Kutipan -
10 Sep Tantangan Mencegah Bias dan Kurangnya Transparansi pada Pemanfaatan AI di Industri Testing, Inspection, dan Certification
Di era globalisasi yang diwarnai transformasi digital, industri testing, inspection & certification (TIC), berperan sebagai agen yang mewujudkan kepercayaan banyak pihak. Kepercayaan dalam skema rantai pasok global. Proses produksi yang berlangsung lintas negara –sering terpisah jarak yang sangat jauh– tetap dituntut melakukan real time process. Perusahaan perangkat selular seperti Samsung, i-phone, juga perusahaan otomotif seperti Tesla maupun BYD –yang komponennya dipasok produsen seluruh dunia— tak memberinya alasan untuk melakukan proses produksi dengan jeda. Kontrol digital kemudian ditambahkan, untuk mengendalikan seluruh pemenuhan target produksinya.
Tuntutan real time, juga disikapi dengan strategi outsourcing -berelasi dengan pihak eksternal— dan insourcing –mengandalkan peran internal– sebagai penyedia kebutuhan perusahaan. Proses produksinya tak hanya mengandalkan satu perusahaan untuk menghasilkan suatu komoditas. Pada sistem produksi selular misalnya, terdapat pemasok komponen hardware, pemasok komponen software, pemasok sistem keamanan, pemasok jasa pergudangan, pemasok sistem pengemasan, hingga pemasok jasa pemasaran. Dan tak jarang, para pemasok itu juga mengonsumsi produk akhirnya. Rantai pasok global membentuk ekosistem yang saling melayani. Masing-masing agen saling mengandalkan dengan syarat tertentu.

Yang Harus Dikerjakan -
• A. Tuliskan kembali bagian kutipan tentang industri TIC mulai dari "10 Sep Tantangan" sampai dengan "pemenuhan target produksinya.", tanpa mengubah satu kata pun.
• B. Menurut kutipan tentang industri TIC, strategi apa yang digunakan untuk menyikapi tuntutan real time?

Cuplikan Data -
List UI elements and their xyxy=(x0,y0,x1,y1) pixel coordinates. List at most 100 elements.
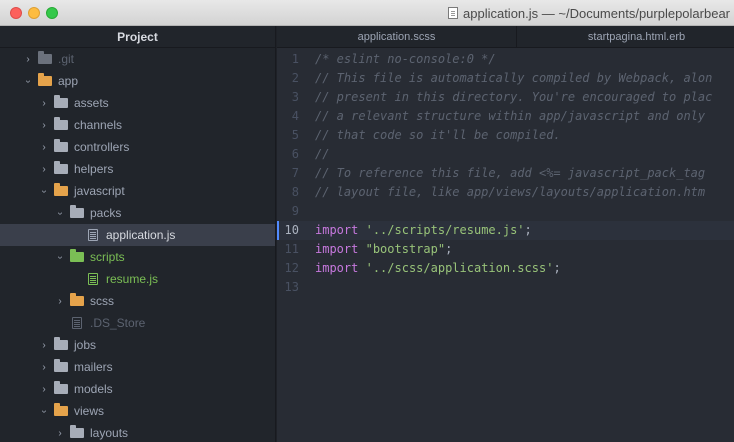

Jawaban Soal -
• A.
10 Sep Tantangan Mencegah Bias dan Kurangnya Transparansi pada Pemanfaatan AI di Industri Testing, Inspection, dan Certification
Di era globalisasi yang diwarnai transformasi digital, industri testing, inspection & certification (TIC), berperan sebagai agen yang mewujudkan kepercayaan banyak pihak. Kepercayaan dalam skema rantai pasok global. Proses produksi yang berlangsung lintas negara –sering terpisah jarak yang sangat jauh– tetap dituntut melakukan real time process. Perusahaan perangkat selular seperti Samsung, i-phone, juga perusahaan otomotif seperti Tesla maupun BYD –yang komponennya dipasok produsen seluruh dunia— tak memberinya alasan untuk melakukan proses produksi dengan jeda. Kontrol digital kemudian ditambahkan, untuk mengendalikan seluruh pemenuhan target produksinya.

• B. Strategi outsourcing dan insourcing.